DOCUMENT EXCERPT:

%%

In my opinion, there is a self-contained majesty to GTA IV- the only real let down is the again unbalanced car physics and poor shooting controls. Satirically I see no problem at all with the main character coming over to find that the American dream is a cynical featureless counterfeit played out in an urban jungle- I don't find that part of the story jars at all.

It seems to me every effort has been made to make a sort of consistent sandbox of satire on modern American culture- the level of detail, not necessarily in context with gaming, though it is rich, but in terms of a creative endeavour is astounding.

I was simply blown away by GTA IV- it is for me the first game since the original to break boundaries and provide an answer to the promise that GTA III, Vice City, San Andreas and all the spinoffs failed to live up to.

The sheer level of vitrolic, visceral distate, hatred of aspirational contemporary American urban life seeps through every single pore of this game. I don't find any of the lampooning or parodies to be lame at all, and I wonder if this is somehow not good, then what is good?

I'm not going over the top, I just find the game astounding- if Rockstar are doubting themselves over it then I feel sorry for them. It came as close as a game has ever done to taking personal deep seated cultural grievances and laying them bare. The just utter stinking sneering distate for the whole urban landscape, and life, and people, and culture is breathtaking.

I know a lot of people on here disagree, but then a lot of people on here support Spurs and think The Dark Knight and the Wii are good things.

NaCl

Quote from: Shoulders?-Stomach! on August 16, 2011, 01:12:26 AM
I utterly disagree, but then that's obvious as you've just utterly disagreed. :)

In my opinion, there is a self-contained majesty to GTA IV- the only real let down is the again unbalanced car physics and poor shooting controls. Satirically I see no problem at all with the main character coming over to find that the American dream is a cynical featureless counterfeit played out in an urban jungle- I don't find that part of the story jars at all.

%%

EXERCISE TASK 1: According to the forum post about GTA IV, what are the only real letdowns of the game?
EXERCISE TASK 2: Extend the forum post about GTA IV, picking up right after its final sentence.

DATA LISTING:
%%

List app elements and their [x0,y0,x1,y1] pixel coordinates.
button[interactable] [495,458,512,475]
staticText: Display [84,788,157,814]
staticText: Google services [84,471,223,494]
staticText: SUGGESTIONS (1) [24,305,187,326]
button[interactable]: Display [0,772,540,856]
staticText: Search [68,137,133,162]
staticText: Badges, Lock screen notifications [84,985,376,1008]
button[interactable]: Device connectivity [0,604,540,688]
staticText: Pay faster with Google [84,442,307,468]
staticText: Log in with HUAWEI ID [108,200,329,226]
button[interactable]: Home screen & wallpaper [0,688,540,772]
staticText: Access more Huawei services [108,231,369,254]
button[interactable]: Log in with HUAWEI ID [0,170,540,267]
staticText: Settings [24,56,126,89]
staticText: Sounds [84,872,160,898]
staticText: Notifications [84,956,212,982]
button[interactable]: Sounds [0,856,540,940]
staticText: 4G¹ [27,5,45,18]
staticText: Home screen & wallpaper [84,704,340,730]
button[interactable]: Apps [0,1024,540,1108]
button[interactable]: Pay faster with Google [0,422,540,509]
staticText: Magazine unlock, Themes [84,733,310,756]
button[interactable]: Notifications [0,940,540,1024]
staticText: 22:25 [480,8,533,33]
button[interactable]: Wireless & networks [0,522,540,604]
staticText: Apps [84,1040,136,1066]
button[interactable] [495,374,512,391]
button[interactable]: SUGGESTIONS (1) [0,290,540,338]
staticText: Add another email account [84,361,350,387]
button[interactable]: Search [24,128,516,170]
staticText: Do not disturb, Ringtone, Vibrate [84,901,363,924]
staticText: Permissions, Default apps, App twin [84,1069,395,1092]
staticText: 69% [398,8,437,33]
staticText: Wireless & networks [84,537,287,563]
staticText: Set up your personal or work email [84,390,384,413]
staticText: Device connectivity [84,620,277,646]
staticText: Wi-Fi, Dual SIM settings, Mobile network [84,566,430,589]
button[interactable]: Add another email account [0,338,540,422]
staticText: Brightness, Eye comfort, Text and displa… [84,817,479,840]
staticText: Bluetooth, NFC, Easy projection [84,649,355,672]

%%

TASK RESPONSE 1: The unbalanced car physics and the poor shooting controls.

TASK RESPONSE 2:
It seems to me every effort has been made to make a sort of consistent sandbox of satire on modern American culture- the level of detail, not necessarily in context with gaming, though it is rich, but in terms of a creative endeavour is astounding.

I was simply blown away by GTA IV- it is for me the first game since the original to break boundaries and provide an answer to the promise that GTA III, Vice City, San Andreas and all the spinoffs failed to live up to.

The sheer level of vitrolic, visceral distate, hatred of aspirational contemporary American urban life seeps through every single pore of this game. I don't find any of the lampooning or parodies to be lame at all, and I wonder if this is somehow not good, then what is good?

I'm not going over the top, I just find the game astounding- if Rockstar are doubting themselves over it then I feel sorry for them. It came as close as a game has ever done to taking personal deep seated cultural grievances and laying them bare. The just utter stinking sneering distate for the whole urban landscape, and life, and people, and culture is breathtaking.

I know a lot of people on here disagree, but then a lot of people on here support Spurs and think The Dark Knight and the Wii are good things.

I agree with everything you said asides from the car physics- they're actually excellent, however what Rockstar failed to do was put an on-screen gauge of your speed, causing everyone to not realize they're trying to make a crack-stupid turn at 120mph. If you're using an Xbox 360 controller, play with the trigger sensitivity, its like operating a real gas/break pedal, where discretion is key.


Space ghost

I find that turning the auto aim off improves the shooting controls as well, you can set it so it doesn't automatically snap lock onto targets allowing you to aim 'free hand'

Much easier.

Shoulders?-Stomach!

Driving on GTA has always been fun, but the cars tip over too easily. It makes driving ambulances and trucks especially massively too top heavy- they also topple in an odd slow-motion way.

If they're going to tip over at top speed the effect would be quicker and more powerful feeling, not the jelly like effect of that.

Bit nitpicky but it seems relatively easy to make driving games these days.

The shooting on GTA still needs quite a bit of improving.

It's a bit of an issue for the game because driving and shooting are its two main aspects of gameplay.

Johnny Textface

I thought they got the shooting pretty much nailed in Red Dead Redemption.

Space ghost

It's spot on in RDR, it almost makes it too easy. By halfway through the game I was bulls eyeing every enemy straight in the head within seconds of them making an appearance.  Couple that with the ability to slow down time and mark several targets at once and you're a rhinestone killing machine.

Was pretty mystified by the ' you just have to get lucky ' comment earlier in the thread.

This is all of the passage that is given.